== Aim ==
Every line below that holds the string "Main" should be copied out.

== The records ==
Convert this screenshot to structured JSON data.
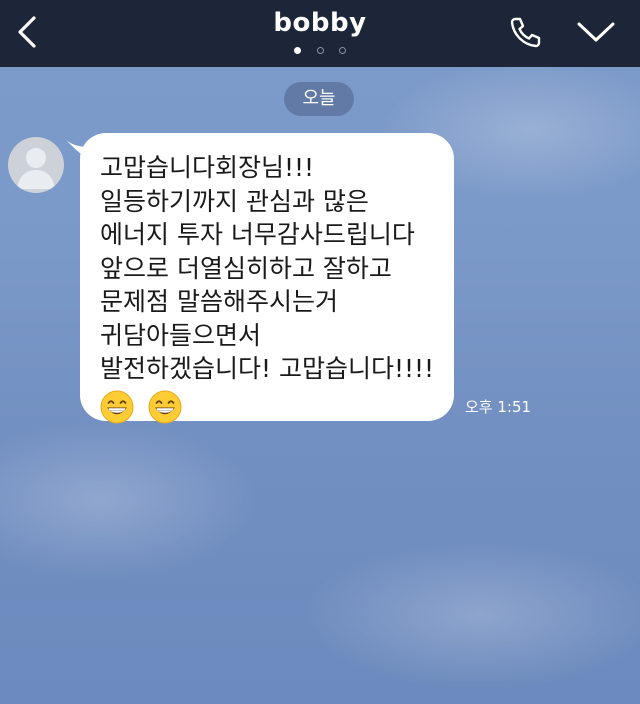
{
  "header": {
    "title": "bobby",
    "page_indicator": {
      "count": 3,
      "active": 1
    }
  },
  "chat": {
    "date_label": "오늘",
    "message": {
      "lines": [
        "고맙습니다회장님!!!",
        "일등하기까지 관심과 많은",
        "에너지 투자 너무감사드립니다",
        "앞으로 더열심히하고 잘하고",
        "문제점 말씀해주시는거",
        "귀담아들으면서",
        "발전하겠습니다! 고맙습니다!!!!"
      ],
      "emojis": [
        "grinning-face-with-smiling-eyes",
        "grinning-face-with-smiling-eyes"
      ],
      "time": "오후 1:51"
    }
  },
  "colors": {
    "header_bg": "#1d2538",
    "chat_bg": "#7c9ac9",
    "bubble_bg": "#ffffff",
    "date_pill_bg": "#4a5f86"
  },
  "icons": {
    "back": "chevron-left-icon",
    "call": "phone-icon",
    "menu": "chevron-down-icon",
    "avatar": "default-avatar-icon"
  }
}
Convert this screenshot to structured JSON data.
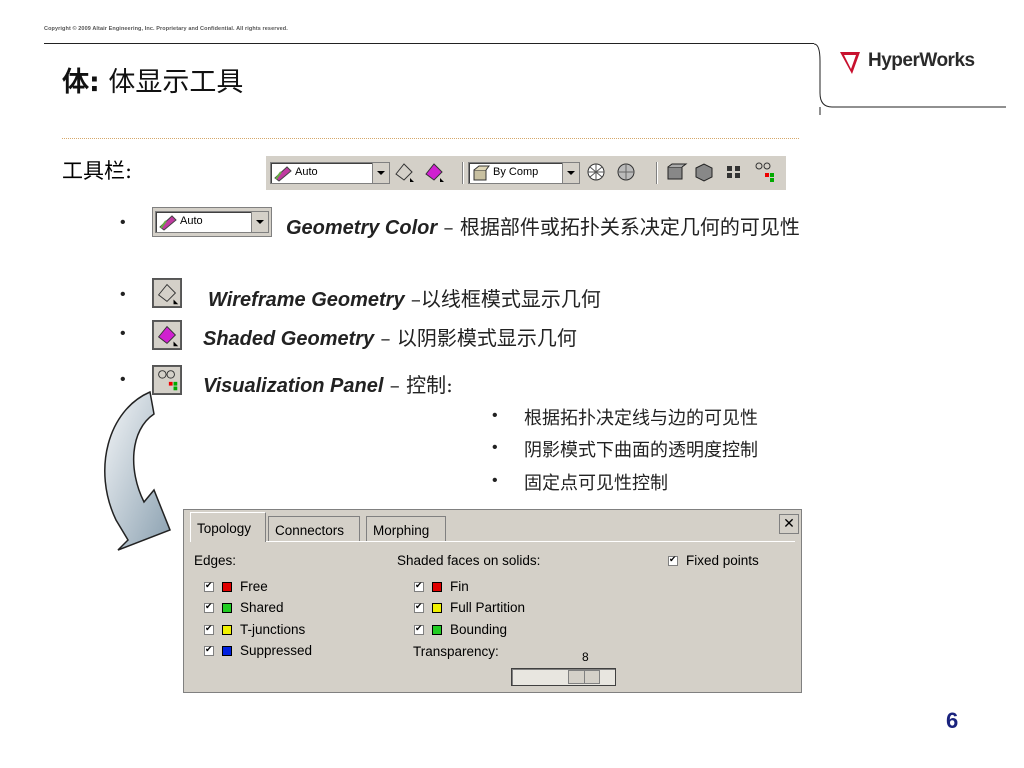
{
  "header": {
    "copyright": "Copyright © 2009 Altair Engineering, Inc. Proprietary and Confidential. All rights reserved.",
    "brand": "HyperWorks",
    "title_bold": "体:",
    "title_rest": " 体显示工具"
  },
  "toolbar": {
    "label": "工具栏:",
    "color_combo": "Auto",
    "comp_combo": "By Comp"
  },
  "items": [
    {
      "combo": "Auto",
      "name": "Geometry Color",
      "desc": " – 根据部件或拓扑关系决定几何的可见性"
    },
    {
      "name": "Wireframe Geometry",
      "desc": " –以线框模式显示几何"
    },
    {
      "name": "Shaded Geometry",
      "desc": " – 以阴影模式显示几何"
    },
    {
      "name": "Visualization Panel",
      "desc": " – 控制:"
    }
  ],
  "sub_items": [
    "根据拓扑决定线与边的可见性",
    "阴影模式下曲面的透明度控制",
    "固定点可见性控制"
  ],
  "panel": {
    "tabs": [
      "Topology",
      "Connectors",
      "Morphing"
    ],
    "edges_label": "Edges:",
    "edges": [
      {
        "label": "Free",
        "color": "#e00000"
      },
      {
        "label": "Shared",
        "color": "#22cc22"
      },
      {
        "label": "T-junctions",
        "color": "#f0f000"
      },
      {
        "label": "Suppressed",
        "color": "#0020e0"
      }
    ],
    "faces_label": "Shaded faces on solids:",
    "faces": [
      {
        "label": "Fin",
        "color": "#e00000"
      },
      {
        "label": "Full Partition",
        "color": "#f0f000"
      },
      {
        "label": "Bounding",
        "color": "#22cc22"
      }
    ],
    "transparency_label": "Transparency:",
    "transparency_value": "8",
    "fixed_points": "Fixed points"
  },
  "page_number": "6",
  "colors": {
    "accent_navy": "#1a237e",
    "logo_red": "#c8102e"
  }
}
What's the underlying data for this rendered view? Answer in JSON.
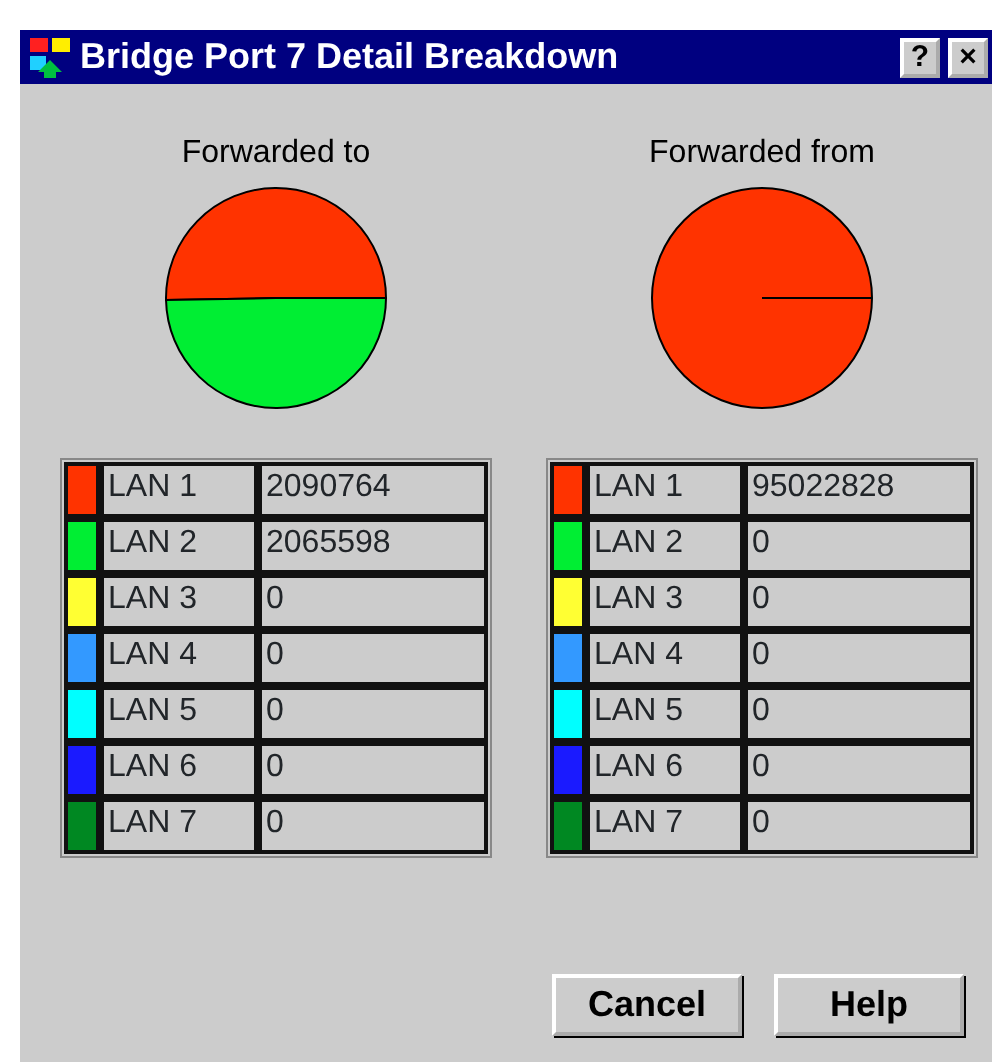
{
  "window": {
    "title": "Bridge Port 7 Detail Breakdown",
    "buttons": [
      "?",
      "×"
    ]
  },
  "panels": [
    {
      "title": "Forwarded to",
      "rows": [
        {
          "label": "LAN 1",
          "value": "2090764",
          "color": "#ff3300"
        },
        {
          "label": "LAN 2",
          "value": "2065598",
          "color": "#00ee33"
        },
        {
          "label": "LAN 3",
          "value": "0",
          "color": "#ffff33"
        },
        {
          "label": "LAN 4",
          "value": "0",
          "color": "#3399ff"
        },
        {
          "label": "LAN 5",
          "value": "0",
          "color": "#00ffff"
        },
        {
          "label": "LAN 6",
          "value": "0",
          "color": "#1a1aff"
        },
        {
          "label": "LAN 7",
          "value": "0",
          "color": "#008822"
        }
      ]
    },
    {
      "title": "Forwarded from",
      "rows": [
        {
          "label": "LAN 1",
          "value": "95022828",
          "color": "#ff3300"
        },
        {
          "label": "LAN 2",
          "value": "0",
          "color": "#00ee33"
        },
        {
          "label": "LAN 3",
          "value": "0",
          "color": "#ffff33"
        },
        {
          "label": "LAN 4",
          "value": "0",
          "color": "#3399ff"
        },
        {
          "label": "LAN 5",
          "value": "0",
          "color": "#00ffff"
        },
        {
          "label": "LAN 6",
          "value": "0",
          "color": "#1a1aff"
        },
        {
          "label": "LAN 7",
          "value": "0",
          "color": "#008822"
        }
      ]
    }
  ],
  "buttons": [
    "Cancel",
    "Help"
  ]
}
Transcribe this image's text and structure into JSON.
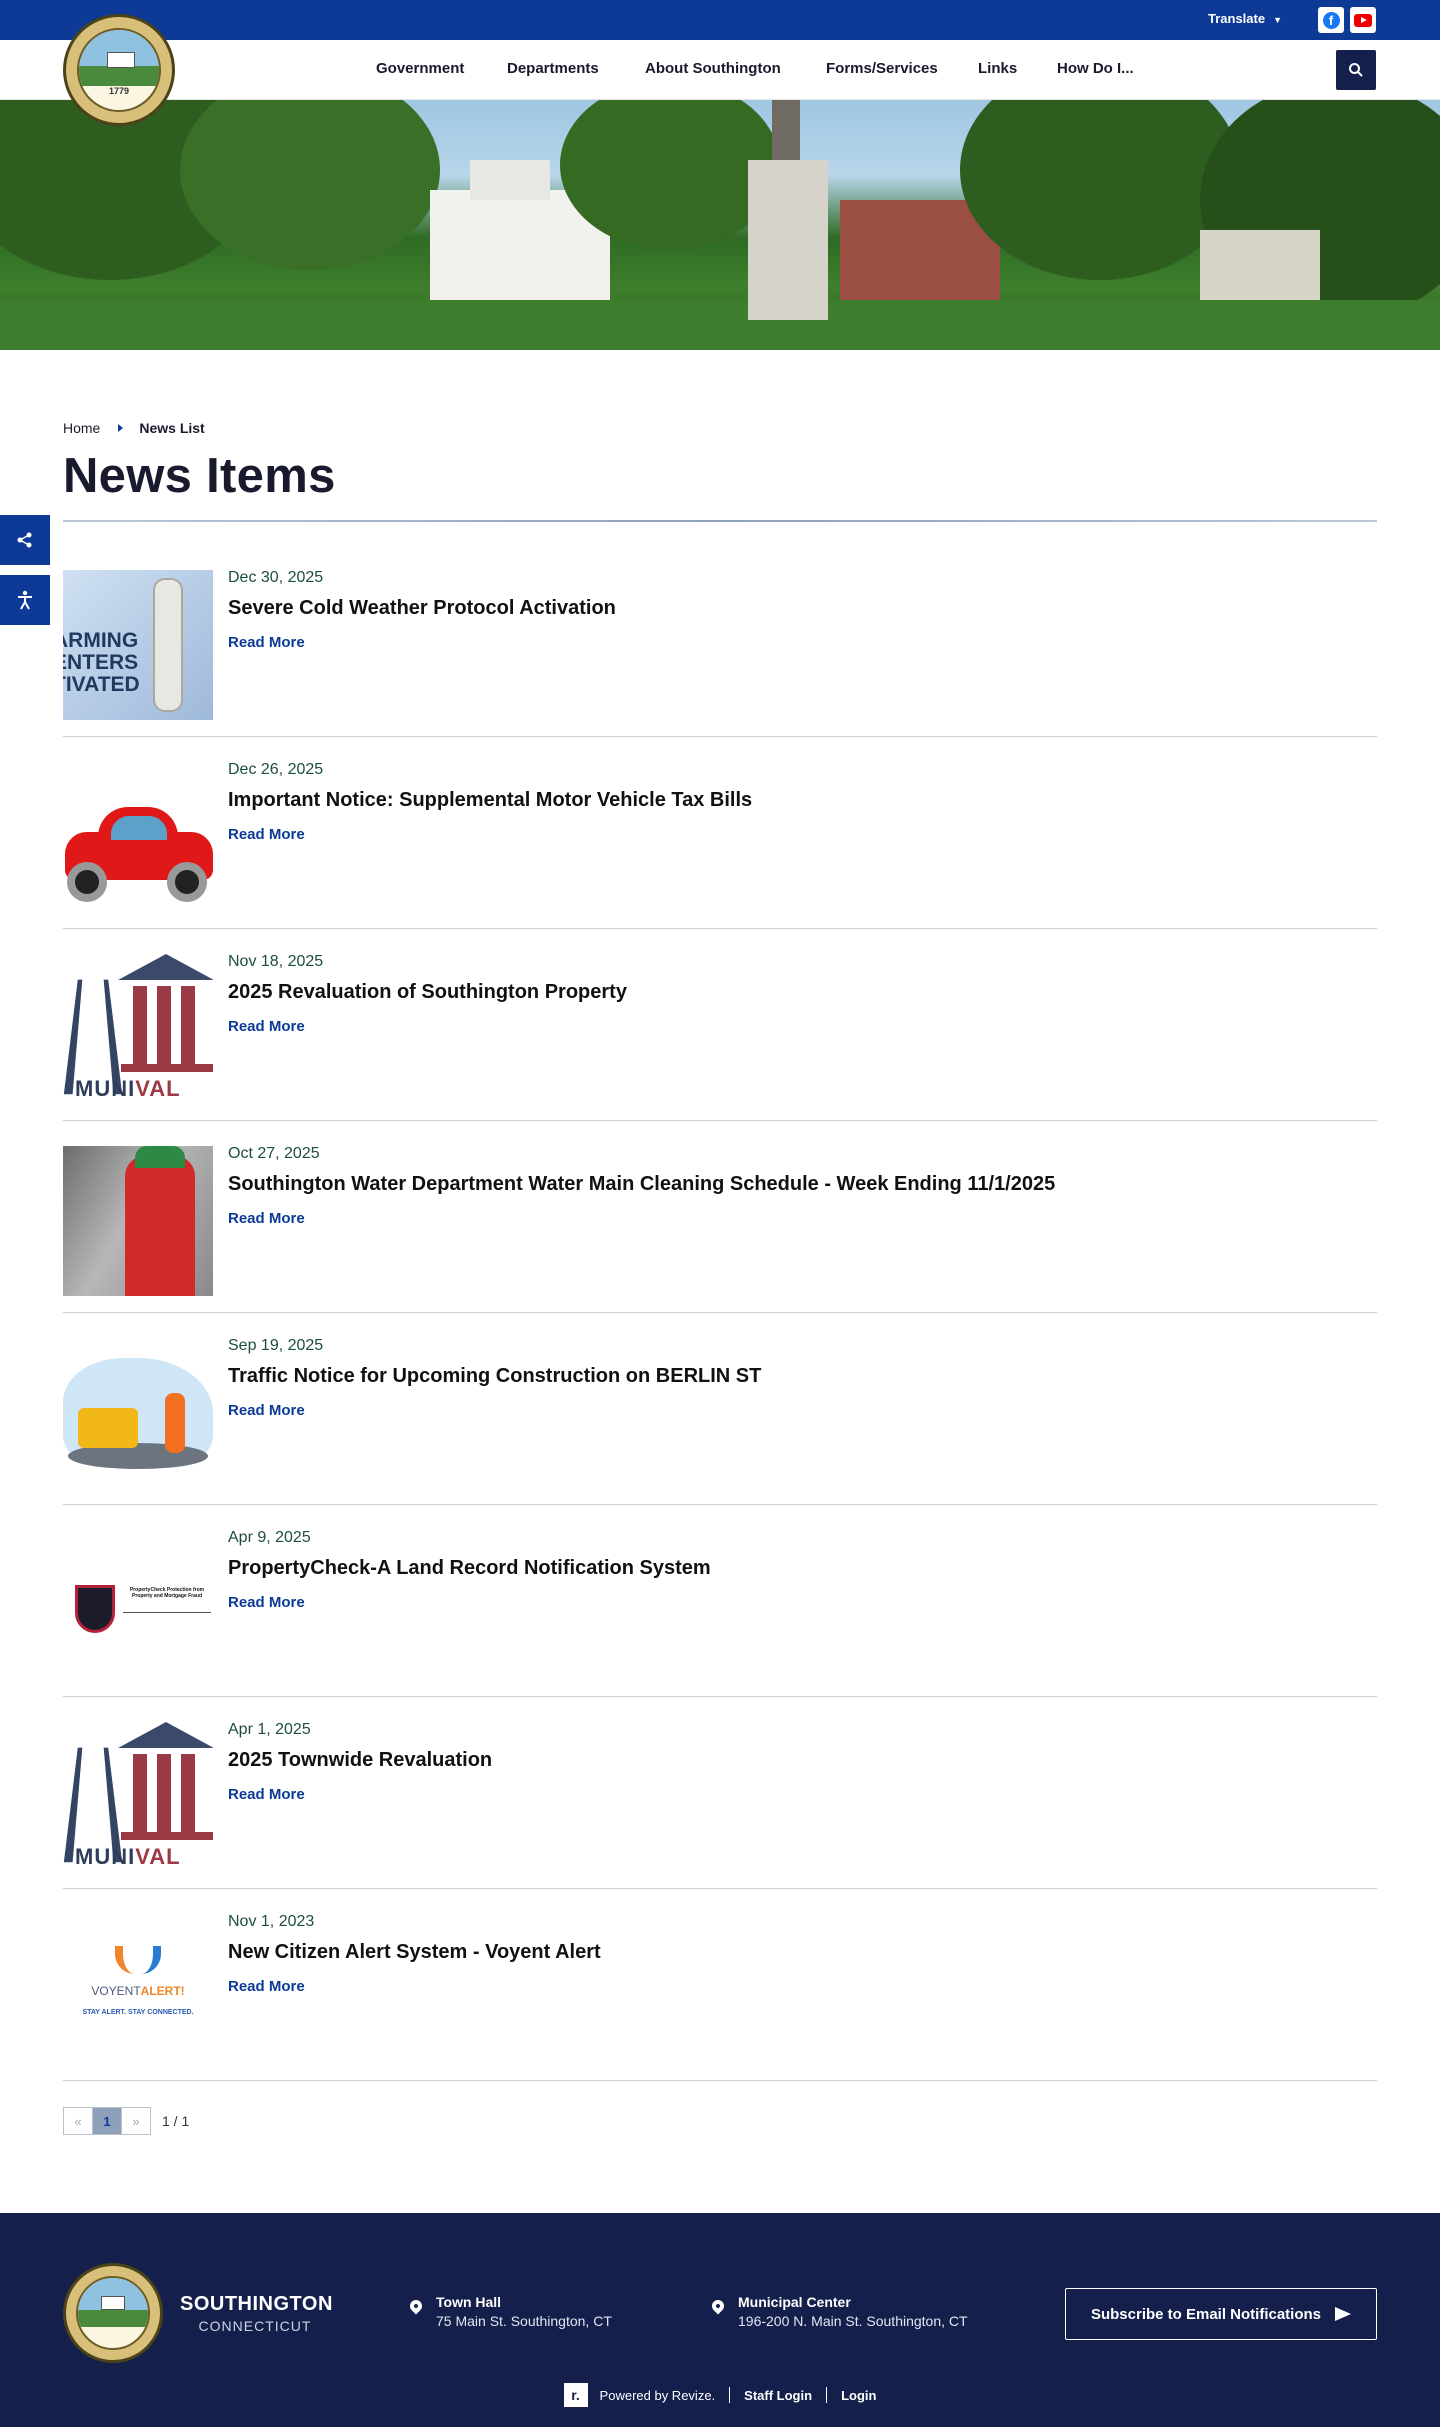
{
  "topbar": {
    "translate_label": "Translate",
    "brand_color": "#0c3a96"
  },
  "nav": {
    "items": [
      "Government",
      "Departments",
      "About Southington",
      "Forms/Services",
      "Links",
      "How Do I..."
    ]
  },
  "seal": {
    "year": "1779"
  },
  "breadcrumb": {
    "home": "Home",
    "current": "News List"
  },
  "page": {
    "title": "News Items"
  },
  "news": [
    {
      "date": "Dec 30, 2025",
      "title": "Severe Cold Weather Protocol Activation",
      "read_more": "Read More",
      "thumb_text": "ARMING\nENTERS\nTIVATED"
    },
    {
      "date": "Dec 26, 2025",
      "title": "Important Notice: Supplemental Motor Vehicle Tax Bills",
      "read_more": "Read More"
    },
    {
      "date": "Nov 18, 2025",
      "title": "2025 Revaluation of Southington Property",
      "read_more": "Read More",
      "thumb_text_a": "MUNI",
      "thumb_text_b": "VAL"
    },
    {
      "date": "Oct 27, 2025",
      "title": "Southington Water Department Water Main Cleaning Schedule - Week Ending 11/1/2025",
      "read_more": "Read More"
    },
    {
      "date": "Sep 19, 2025",
      "title": "Traffic Notice for Upcoming Construction on BERLIN ST",
      "read_more": "Read More"
    },
    {
      "date": "Apr 9, 2025",
      "title": "PropertyCheck-A Land Record Notification System",
      "read_more": "Read More",
      "thumb_text": "PropertyCheck Protection from Property and Mortgage Fraud"
    },
    {
      "date": "Apr 1, 2025",
      "title": "2025 Townwide Revaluation",
      "read_more": "Read More",
      "thumb_text_a": "MUNI",
      "thumb_text_b": "VAL"
    },
    {
      "date": "Nov 1, 2023",
      "title": "New Citizen Alert System - Voyent Alert",
      "read_more": "Read More",
      "thumb_text_a": "VOYENT",
      "thumb_text_b": "ALERT!",
      "thumb_tag": "STAY ALERT. STAY CONNECTED."
    }
  ],
  "pagination": {
    "prev": "«",
    "current": "1",
    "next": "»",
    "count": "1 / 1"
  },
  "footer": {
    "town_name": "SOUTHINGTON",
    "town_state": "CONNECTICUT",
    "locations": [
      {
        "name": "Town Hall",
        "address": "75 Main St. Southington, CT"
      },
      {
        "name": "Municipal Center",
        "address": "196-200 N. Main St. Southington, CT"
      }
    ],
    "subscribe_label": "Subscribe to Email Notifications",
    "powered_by": "Powered by Revize.",
    "revize_mark": "r.",
    "staff_login": "Staff Login",
    "login": "Login",
    "background_color": "#14204b"
  }
}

== Reply to the exercise ==
      "title": "Southington Water Department Water Main Cleaning Schedule - Week Ending 11/1/2025",
        "address": "75 Main St. Southington, CT"
        "address": "196-200 N. Main St. Southington, CT"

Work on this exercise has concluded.